What you are asked to do. Report only the number of lines in the records that contain the word "permuted".

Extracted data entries
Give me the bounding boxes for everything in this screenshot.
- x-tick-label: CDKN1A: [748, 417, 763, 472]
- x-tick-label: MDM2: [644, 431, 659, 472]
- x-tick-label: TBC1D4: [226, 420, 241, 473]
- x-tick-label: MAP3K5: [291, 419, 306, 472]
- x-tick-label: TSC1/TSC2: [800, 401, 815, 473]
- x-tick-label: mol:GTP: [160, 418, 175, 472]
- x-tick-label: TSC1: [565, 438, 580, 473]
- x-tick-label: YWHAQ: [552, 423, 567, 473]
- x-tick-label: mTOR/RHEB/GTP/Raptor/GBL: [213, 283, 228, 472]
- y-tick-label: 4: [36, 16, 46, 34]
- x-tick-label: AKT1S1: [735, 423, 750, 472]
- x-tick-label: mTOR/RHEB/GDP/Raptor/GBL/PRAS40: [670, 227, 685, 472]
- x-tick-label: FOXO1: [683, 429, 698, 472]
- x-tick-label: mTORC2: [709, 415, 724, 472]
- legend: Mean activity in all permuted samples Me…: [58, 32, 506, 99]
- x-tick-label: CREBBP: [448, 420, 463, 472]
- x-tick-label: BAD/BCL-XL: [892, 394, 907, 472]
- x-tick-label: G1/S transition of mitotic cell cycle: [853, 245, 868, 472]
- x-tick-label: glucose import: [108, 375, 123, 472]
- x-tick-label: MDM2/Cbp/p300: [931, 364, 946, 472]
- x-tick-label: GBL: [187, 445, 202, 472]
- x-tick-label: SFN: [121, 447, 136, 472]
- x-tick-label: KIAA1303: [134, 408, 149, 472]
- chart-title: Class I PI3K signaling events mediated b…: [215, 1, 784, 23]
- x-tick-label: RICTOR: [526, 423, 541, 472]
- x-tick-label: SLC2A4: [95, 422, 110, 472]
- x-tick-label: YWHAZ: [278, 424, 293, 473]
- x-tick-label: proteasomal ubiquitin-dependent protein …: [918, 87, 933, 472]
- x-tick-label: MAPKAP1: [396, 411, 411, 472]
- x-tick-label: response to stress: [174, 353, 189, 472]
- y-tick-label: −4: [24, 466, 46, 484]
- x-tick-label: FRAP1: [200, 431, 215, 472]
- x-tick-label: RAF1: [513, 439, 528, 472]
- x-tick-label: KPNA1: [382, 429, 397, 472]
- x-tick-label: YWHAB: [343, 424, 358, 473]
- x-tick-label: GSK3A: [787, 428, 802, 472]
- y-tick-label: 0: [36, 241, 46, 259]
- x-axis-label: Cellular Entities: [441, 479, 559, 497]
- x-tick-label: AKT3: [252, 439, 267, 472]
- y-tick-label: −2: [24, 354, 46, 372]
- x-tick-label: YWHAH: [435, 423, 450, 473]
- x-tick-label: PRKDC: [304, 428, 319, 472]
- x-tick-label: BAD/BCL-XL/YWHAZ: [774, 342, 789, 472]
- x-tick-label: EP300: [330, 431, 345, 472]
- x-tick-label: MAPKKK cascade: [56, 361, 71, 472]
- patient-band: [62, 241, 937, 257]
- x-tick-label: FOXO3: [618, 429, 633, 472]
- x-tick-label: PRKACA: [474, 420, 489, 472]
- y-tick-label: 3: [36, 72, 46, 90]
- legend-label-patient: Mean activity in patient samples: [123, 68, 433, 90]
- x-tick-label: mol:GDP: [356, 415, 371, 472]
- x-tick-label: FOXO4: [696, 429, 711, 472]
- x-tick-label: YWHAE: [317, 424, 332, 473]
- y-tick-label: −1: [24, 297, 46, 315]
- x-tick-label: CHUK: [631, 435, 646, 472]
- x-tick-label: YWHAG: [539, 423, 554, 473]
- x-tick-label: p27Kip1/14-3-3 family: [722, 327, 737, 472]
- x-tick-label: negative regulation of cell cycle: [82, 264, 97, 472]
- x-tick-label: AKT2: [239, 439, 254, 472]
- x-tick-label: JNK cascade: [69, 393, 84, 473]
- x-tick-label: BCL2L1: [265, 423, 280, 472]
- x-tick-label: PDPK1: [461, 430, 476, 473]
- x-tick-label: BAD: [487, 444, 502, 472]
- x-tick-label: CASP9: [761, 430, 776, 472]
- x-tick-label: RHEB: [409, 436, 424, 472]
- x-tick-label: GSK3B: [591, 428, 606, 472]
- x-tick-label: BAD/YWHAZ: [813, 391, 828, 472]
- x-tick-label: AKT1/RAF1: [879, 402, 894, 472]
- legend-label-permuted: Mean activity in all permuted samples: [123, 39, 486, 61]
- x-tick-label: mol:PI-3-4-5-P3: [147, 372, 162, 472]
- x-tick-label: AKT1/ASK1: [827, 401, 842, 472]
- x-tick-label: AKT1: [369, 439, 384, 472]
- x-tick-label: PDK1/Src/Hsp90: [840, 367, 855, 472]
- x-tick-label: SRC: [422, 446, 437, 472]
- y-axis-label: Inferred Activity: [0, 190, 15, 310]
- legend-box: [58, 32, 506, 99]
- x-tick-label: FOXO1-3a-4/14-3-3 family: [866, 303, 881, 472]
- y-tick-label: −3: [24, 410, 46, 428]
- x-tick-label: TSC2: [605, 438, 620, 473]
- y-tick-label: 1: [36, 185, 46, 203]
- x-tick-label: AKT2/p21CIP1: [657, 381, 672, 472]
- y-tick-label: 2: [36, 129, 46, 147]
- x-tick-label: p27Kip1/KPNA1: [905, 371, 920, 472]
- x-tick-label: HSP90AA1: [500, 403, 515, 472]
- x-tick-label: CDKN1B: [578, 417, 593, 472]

Written response. 2